Saved data entries:

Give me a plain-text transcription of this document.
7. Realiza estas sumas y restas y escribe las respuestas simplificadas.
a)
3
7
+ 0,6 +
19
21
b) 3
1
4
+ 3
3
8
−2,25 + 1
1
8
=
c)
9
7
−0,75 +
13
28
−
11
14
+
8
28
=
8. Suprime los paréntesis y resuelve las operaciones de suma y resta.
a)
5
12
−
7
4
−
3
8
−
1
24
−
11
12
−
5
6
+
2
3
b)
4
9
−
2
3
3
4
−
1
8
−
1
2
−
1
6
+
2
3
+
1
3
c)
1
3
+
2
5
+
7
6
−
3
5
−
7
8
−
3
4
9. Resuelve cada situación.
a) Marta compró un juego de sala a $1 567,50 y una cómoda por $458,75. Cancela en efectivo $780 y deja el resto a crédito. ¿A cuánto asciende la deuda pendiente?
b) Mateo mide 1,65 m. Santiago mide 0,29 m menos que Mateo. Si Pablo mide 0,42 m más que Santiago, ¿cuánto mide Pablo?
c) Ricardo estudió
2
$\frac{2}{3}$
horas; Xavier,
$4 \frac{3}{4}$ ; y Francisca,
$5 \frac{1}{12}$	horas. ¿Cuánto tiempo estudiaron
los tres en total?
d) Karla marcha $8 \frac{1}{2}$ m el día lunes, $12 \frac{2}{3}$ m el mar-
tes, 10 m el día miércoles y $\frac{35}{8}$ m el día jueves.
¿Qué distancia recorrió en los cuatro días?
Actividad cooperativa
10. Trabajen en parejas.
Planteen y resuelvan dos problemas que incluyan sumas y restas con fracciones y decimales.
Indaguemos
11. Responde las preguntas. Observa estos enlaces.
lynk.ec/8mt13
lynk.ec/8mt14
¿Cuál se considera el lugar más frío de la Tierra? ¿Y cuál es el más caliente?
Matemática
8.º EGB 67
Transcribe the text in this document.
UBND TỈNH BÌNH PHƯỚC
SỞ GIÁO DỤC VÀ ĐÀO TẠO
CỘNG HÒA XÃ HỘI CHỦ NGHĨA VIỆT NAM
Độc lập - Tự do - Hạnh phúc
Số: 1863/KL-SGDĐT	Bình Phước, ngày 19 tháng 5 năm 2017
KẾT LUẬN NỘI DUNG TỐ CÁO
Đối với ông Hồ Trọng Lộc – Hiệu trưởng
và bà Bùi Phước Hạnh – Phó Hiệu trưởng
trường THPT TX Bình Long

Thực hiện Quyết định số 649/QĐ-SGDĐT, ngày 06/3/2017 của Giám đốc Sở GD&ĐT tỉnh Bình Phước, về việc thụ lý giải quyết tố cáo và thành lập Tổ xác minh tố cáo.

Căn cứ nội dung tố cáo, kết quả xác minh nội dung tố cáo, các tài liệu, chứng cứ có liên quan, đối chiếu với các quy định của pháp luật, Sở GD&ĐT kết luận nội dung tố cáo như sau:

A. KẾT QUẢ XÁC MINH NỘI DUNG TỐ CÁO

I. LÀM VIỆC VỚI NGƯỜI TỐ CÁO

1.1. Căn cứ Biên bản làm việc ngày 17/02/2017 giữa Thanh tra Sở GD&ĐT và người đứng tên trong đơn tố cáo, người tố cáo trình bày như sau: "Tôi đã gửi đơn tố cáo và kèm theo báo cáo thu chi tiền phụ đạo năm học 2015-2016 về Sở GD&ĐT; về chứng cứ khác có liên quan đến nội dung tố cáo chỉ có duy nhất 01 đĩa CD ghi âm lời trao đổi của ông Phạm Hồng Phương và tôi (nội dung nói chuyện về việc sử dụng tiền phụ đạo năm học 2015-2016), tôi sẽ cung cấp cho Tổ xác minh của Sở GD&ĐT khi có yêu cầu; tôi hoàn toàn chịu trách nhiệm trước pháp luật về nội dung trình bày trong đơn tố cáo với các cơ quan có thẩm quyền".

OBJECTIVE: Report every line in the data above in which the word "document" appears.

SOLUTION:
Give me a plain-text transcription of this document.
Transcribe the text in this document.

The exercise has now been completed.